(Extracted records)
-*-*-

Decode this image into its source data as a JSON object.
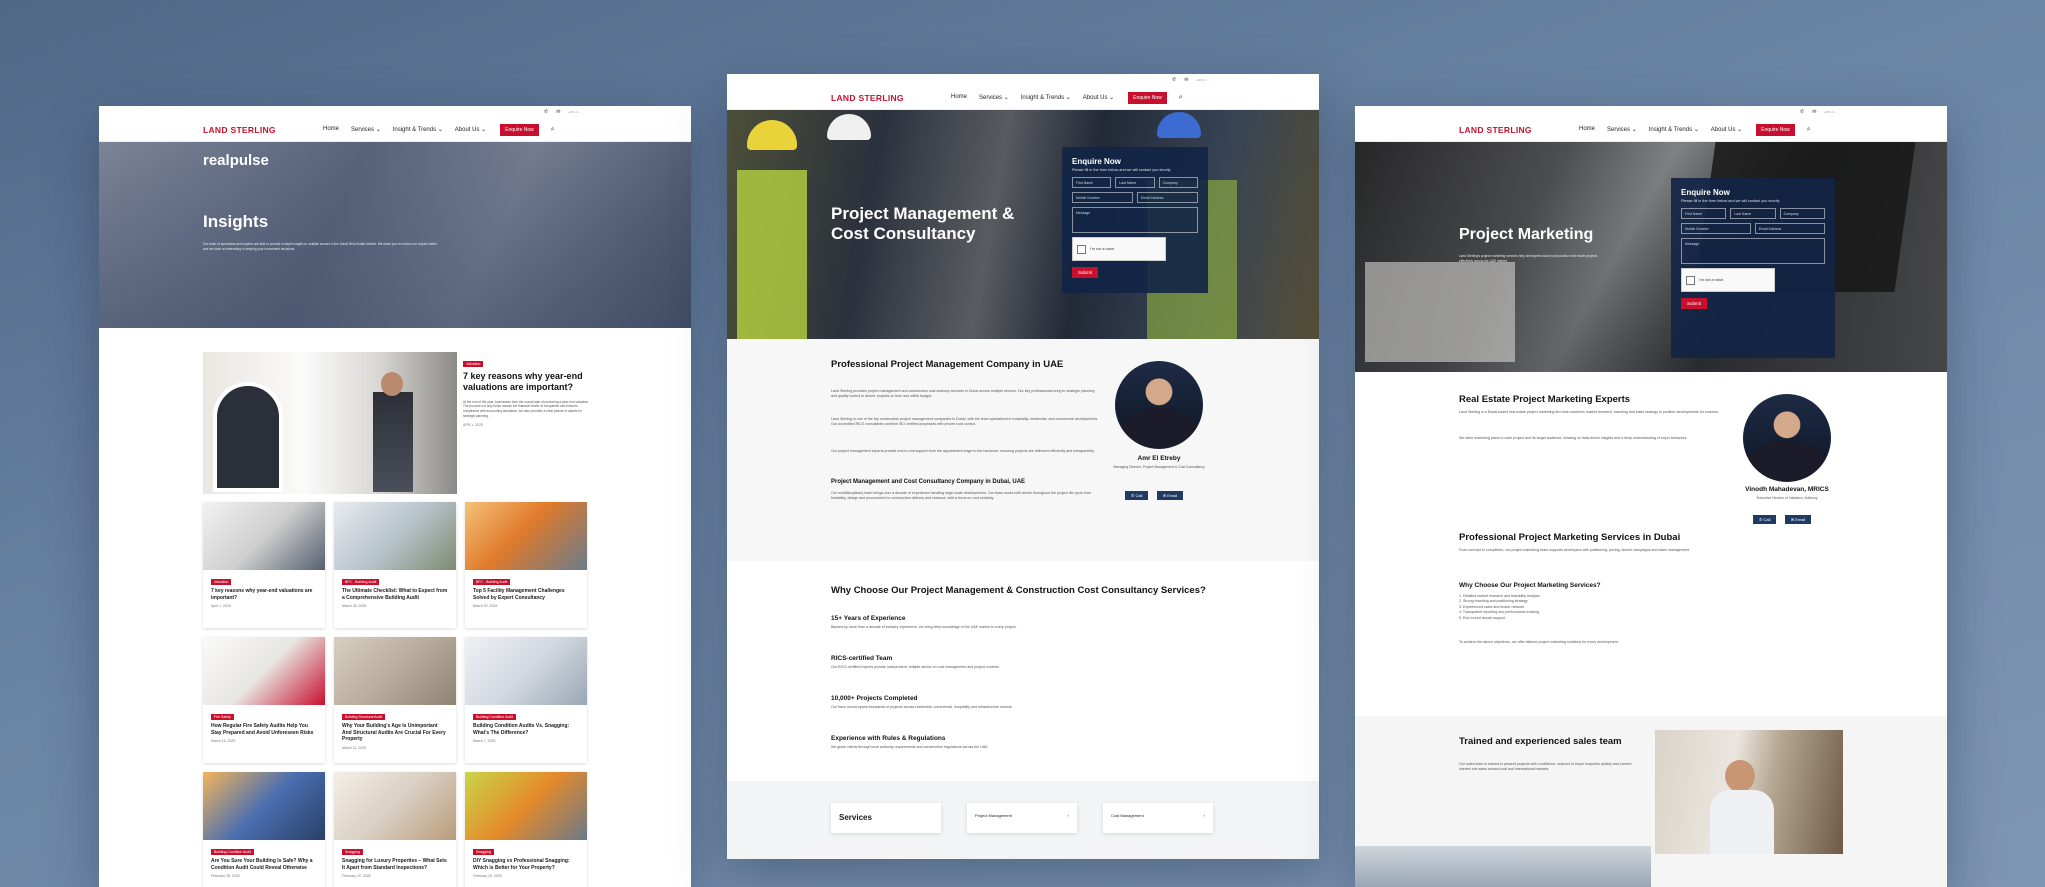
{
  "common": {
    "logo": "LAND STERLING",
    "nav": [
      "Home",
      "Services ⌄",
      "Insight & Trends ⌄",
      "About Us ⌄"
    ],
    "enquire_btn": "Enquire Now",
    "util_text": "+971 4 ..."
  },
  "insights": {
    "brand": "realpulse",
    "title": "Insights",
    "intro": "Our team of specialists and experts are able to provide in-depth insight on multiple sectors in the Saudi Real Estate Market. We strive you to receive our reports better and we have an interesting in keeping your investment decisions.",
    "featured": {
      "tag": "Valuation",
      "title": "7 key reasons why year-end valuations are important?",
      "date": "APR 1, 2025"
    },
    "cards": [
      {
        "tag": "Valuation",
        "title": "7 key reasons why year-end valuations are important?",
        "date": "April 1, 2025"
      },
      {
        "tag": "BFC - Building Audit",
        "title": "The Ultimate Checklist: What to Expect from a Comprehensive Building Audit",
        "date": "March 28, 2025"
      },
      {
        "tag": "BFC - Building Audit",
        "title": "Top 5 Facility Management Challenges Solved by Expert Consultancy",
        "date": "March 20, 2025"
      },
      {
        "tag": "Fire Safety",
        "title": "How Regular Fire Safety Audits Help You Stay Prepared and Avoid Unforeseen Risks",
        "date": "March 15, 2025"
      },
      {
        "tag": "Building Structural Audit",
        "title": "Why Your Building's Age Is Unimportant And Structural Audits Are Crucial For Every Property",
        "date": "March 11, 2025"
      },
      {
        "tag": "Building Condition Audit",
        "title": "Building Condition Audits Vs. Snagging: What's The Difference?",
        "date": "March 7, 2025"
      },
      {
        "tag": "Building Condition Audit",
        "title": "Are You Sure Your Building Is Safe? Why a Condition Audit Could Reveal Otherwise",
        "date": "February 28, 2025"
      },
      {
        "tag": "Snagging",
        "title": "Snagging for Luxury Properties – What Sets It Apart from Standard Inspections?",
        "date": "February 22, 2025"
      },
      {
        "tag": "Snagging",
        "title": "DIY Snagging vs Professional Snagging: Which is Better for Your Property?",
        "date": "February 15, 2025"
      }
    ]
  },
  "pm": {
    "hero_title": "Project Management & Cost Consultancy",
    "form": {
      "title": "Enquire Now",
      "subtitle": "Please fill in the form below and we will contact you shortly",
      "first": "First Name",
      "last": "Last Name",
      "company": "Company",
      "mobile": "Mobile Number",
      "email": "Email Address",
      "message": "Message",
      "captcha": "I'm not a robot",
      "submit": "Submit"
    },
    "h1": "Professional Project Management Company in UAE",
    "p1": "Land Sterling provides project management and construction cost advisory services in Dubai across multiple sectors. Our key professionals bring in strategic planning and quality control to deliver projects on time and within budget.",
    "p2": "Land Sterling is one of the top construction project management companies in Dubai, with the team specialized in hospitality, residential, and commercial developments. Our accredited RICS consultants combine ISO certified processes with proven cost control.",
    "p3": "Our project management experts provide end-to-end support from the appointment stage to the handover, ensuring projects are delivered efficiently and transparently.",
    "h2": "Project Management and Cost Consultancy Company in Dubai, UAE",
    "p4": "Our multidisciplinary team brings over a decade of experience handling large-scale developments. Our team works with clients throughout the project life cycle from feasibility, design and procurement to construction delivery and closeout, with a focus on cost certainty.",
    "person": {
      "name": "Amr El Etreby",
      "role": "Managing Director, Project Management & Cost Consultancy",
      "call": "Call",
      "email": "Email"
    },
    "why_title": "Why Choose Our Project Management & Construction Cost Consultancy Services?",
    "why": [
      {
        "h": "15+ Years of Experience",
        "p": "Backed by more than a decade of industry experience, we bring deep knowledge of the UAE market to every project."
      },
      {
        "h": "RICS-certified Team",
        "p": "Our RICS-certified experts provide independent, reliable advice on cost management and project controls."
      },
      {
        "h": "10,000+ Projects Completed",
        "p": "Our track record spans thousands of projects across residential, commercial, hospitality and infrastructure sectors."
      },
      {
        "h": "Experience with Rules & Regulations",
        "p": "We guide clients through local authority requirements and construction regulations across the UAE."
      }
    ],
    "services_title": "Services",
    "svc": [
      "Project Management",
      "Cost Management"
    ]
  },
  "mk": {
    "hero_title": "Project Marketing",
    "hero_text": "Land Sterling's project marketing services help developers launch and position real estate projects effectively across the UAE market.",
    "form": {
      "title": "Enquire Now",
      "subtitle": "Please fill in the form below and we will contact you shortly",
      "first": "First Name",
      "last": "Last Name",
      "company": "Company",
      "mobile": "Mobile Number",
      "email": "Email Address",
      "message": "Message",
      "captcha": "I'm not a robot",
      "submit": "Submit"
    },
    "h1": "Real Estate Project Marketing Experts",
    "p1": "Land Sterling is a Dubai-based real estate project marketing firm that combines market research, branding and sales strategy to position developments for success.",
    "p2": "We tailor marketing plans to each project and its target audience, drawing on data-driven insights and a deep understanding of buyer behaviour.",
    "person": {
      "name": "Vinodh Mahadevan, MRICS",
      "role": "Executive Director of Valuation, Advisory",
      "call": "Call",
      "email": "Email"
    },
    "h2": "Professional Project Marketing Services in Dubai",
    "p3": "From concept to completion, our project marketing team supports developers with positioning, pricing, launch campaigns and sales management.",
    "h3": "Why Choose Our Project Marketing Services?",
    "list": [
      "1. Detailed market research and feasibility analysis",
      "2. Strong branding and positioning strategy",
      "3. Experienced sales and broker network",
      "4. Transparent reporting and performance tracking",
      "5. End-to-end launch support"
    ],
    "p4": "To achieve the above objectives, we offer tailored project marketing solutions for every development.",
    "sales_title": "Trained and experienced sales team",
    "sales_text": "Our sales team is trained to present projects with confidence, respond to buyer enquiries quickly and convert interest into sales across local and international markets."
  }
}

-*-*-

AIM OF THE TASK
Each line of the data is to be duplicated exactly; pictures stay out of the copy.

TASK SOLUTION
Decode this image into its source data as a JSON object.
{
  "common": {
    "logo": "LAND STERLING",
    "nav": [
      "Home",
      "Services ⌄",
      "Insight & Trends ⌄",
      "About Us ⌄"
    ],
    "enquire_btn": "Enquire Now",
    "util_text": "+971 4 ..."
  },
  "insights": {
    "brand": "realpulse",
    "title": "Insights",
    "intro": "Our team of specialists and experts are able to provide in-depth insight on multiple sectors in the Saudi Real Estate Market. We strive you to receive our reports better and we have an interesting in keeping your investment decisions.",
    "featured": {
      "tag": "Valuation",
      "title": "7 key reasons why year-end valuations are important?",
      "date": "APR 1, 2025"
    },
    "cards": [
      {
        "tag": "Valuation",
        "title": "7 key reasons why year-end valuations are important?",
        "date": "April 1, 2025"
      },
      {
        "tag": "BFC - Building Audit",
        "title": "The Ultimate Checklist: What to Expect from a Comprehensive Building Audit",
        "date": "March 28, 2025"
      },
      {
        "tag": "BFC - Building Audit",
        "title": "Top 5 Facility Management Challenges Solved by Expert Consultancy",
        "date": "March 20, 2025"
      },
      {
        "tag": "Fire Safety",
        "title": "How Regular Fire Safety Audits Help You Stay Prepared and Avoid Unforeseen Risks",
        "date": "March 15, 2025"
      },
      {
        "tag": "Building Structural Audit",
        "title": "Why Your Building's Age Is Unimportant And Structural Audits Are Crucial For Every Property",
        "date": "March 11, 2025"
      },
      {
        "tag": "Building Condition Audit",
        "title": "Building Condition Audits Vs. Snagging: What's The Difference?",
        "date": "March 7, 2025"
      },
      {
        "tag": "Building Condition Audit",
        "title": "Are You Sure Your Building Is Safe? Why a Condition Audit Could Reveal Otherwise",
        "date": "February 28, 2025"
      },
      {
        "tag": "Snagging",
        "title": "Snagging for Luxury Properties – What Sets It Apart from Standard Inspections?",
        "date": "February 22, 2025"
      },
      {
        "tag": "Snagging",
        "title": "DIY Snagging vs Professional Snagging: Which is Better for Your Property?",
        "date": "February 15, 2025"
      }
    ]
  },
  "pm": {
    "hero_title": "Project Management & Cost Consultancy",
    "form": {
      "title": "Enquire Now",
      "subtitle": "Please fill in the form below and we will contact you shortly",
      "first": "First Name",
      "last": "Last Name",
      "company": "Company",
      "mobile": "Mobile Number",
      "email": "Email Address",
      "message": "Message",
      "captcha": "I'm not a robot",
      "submit": "Submit"
    },
    "h1": "Professional Project Management Company in UAE",
    "p1": "Land Sterling provides project management and construction cost advisory services in Dubai across multiple sectors. Our key professionals bring in strategic planning and quality control to deliver projects on time and within budget.",
    "p2": "Land Sterling is one of the top construction project management companies in Dubai, with the team specialized in hospitality, residential, and commercial developments. Our accredited RICS consultants combine ISO certified processes with proven cost control.",
    "p3": "Our project management experts provide end-to-end support from the appointment stage to the handover, ensuring projects are delivered efficiently and transparently.",
    "h2": "Project Management and Cost Consultancy Company in Dubai, UAE",
    "p4": "Our multidisciplinary team brings over a decade of experience handling large-scale developments. Our team works with clients throughout the project life cycle from feasibility, design and procurement to construction delivery and closeout, with a focus on cost certainty.",
    "person": {
      "name": "Amr El Etreby",
      "role": "Managing Director, Project Management & Cost Consultancy",
      "call": "Call",
      "email": "Email"
    },
    "why_title": "Why Choose Our Project Management & Construction Cost Consultancy Services?",
    "why": [
      {
        "h": "15+ Years of Experience",
        "p": "Backed by more than a decade of industry experience, we bring deep knowledge of the UAE market to every project."
      },
      {
        "h": "RICS-certified Team",
        "p": "Our RICS-certified experts provide independent, reliable advice on cost management and project controls."
      },
      {
        "h": "10,000+ Projects Completed",
        "p": "Our track record spans thousands of projects across residential, commercial, hospitality and infrastructure sectors."
      },
      {
        "h": "Experience with Rules & Regulations",
        "p": "We guide clients through local authority requirements and construction regulations across the UAE."
      }
    ],
    "services_title": "Services",
    "svc": [
      "Project Management",
      "Cost Management"
    ]
  },
  "mk": {
    "hero_title": "Project Marketing",
    "hero_text": "Land Sterling's project marketing services help developers launch and position real estate projects effectively across the UAE market.",
    "form": {
      "title": "Enquire Now",
      "subtitle": "Please fill in the form below and we will contact you shortly",
      "first": "First Name",
      "last": "Last Name",
      "company": "Company",
      "mobile": "Mobile Number",
      "email": "Email Address",
      "message": "Message",
      "captcha": "I'm not a robot",
      "submit": "Submit"
    },
    "h1": "Real Estate Project Marketing Experts",
    "p1": "Land Sterling is a Dubai-based real estate project marketing firm that combines market research, branding and sales strategy to position developments for success.",
    "p2": "We tailor marketing plans to each project and its target audience, drawing on data-driven insights and a deep understanding of buyer behaviour.",
    "person": {
      "name": "Vinodh Mahadevan, MRICS",
      "role": "Executive Director of Valuation, Advisory",
      "call": "Call",
      "email": "Email"
    },
    "h2": "Professional Project Marketing Services in Dubai",
    "p3": "From concept to completion, our project marketing team supports developers with positioning, pricing, launch campaigns and sales management.",
    "h3": "Why Choose Our Project Marketing Services?",
    "list": [
      "1. Detailed market research and feasibility analysis",
      "2. Strong branding and positioning strategy",
      "3. Experienced sales and broker network",
      "4. Transparent reporting and performance tracking",
      "5. End-to-end launch support"
    ],
    "p4": "To achieve the above objectives, we offer tailored project marketing solutions for every development.",
    "sales_title": "Trained and experienced sales team",
    "sales_text": "Our sales team is trained to present projects with confidence, respond to buyer enquiries quickly and convert interest into sales across local and international markets."
  }
}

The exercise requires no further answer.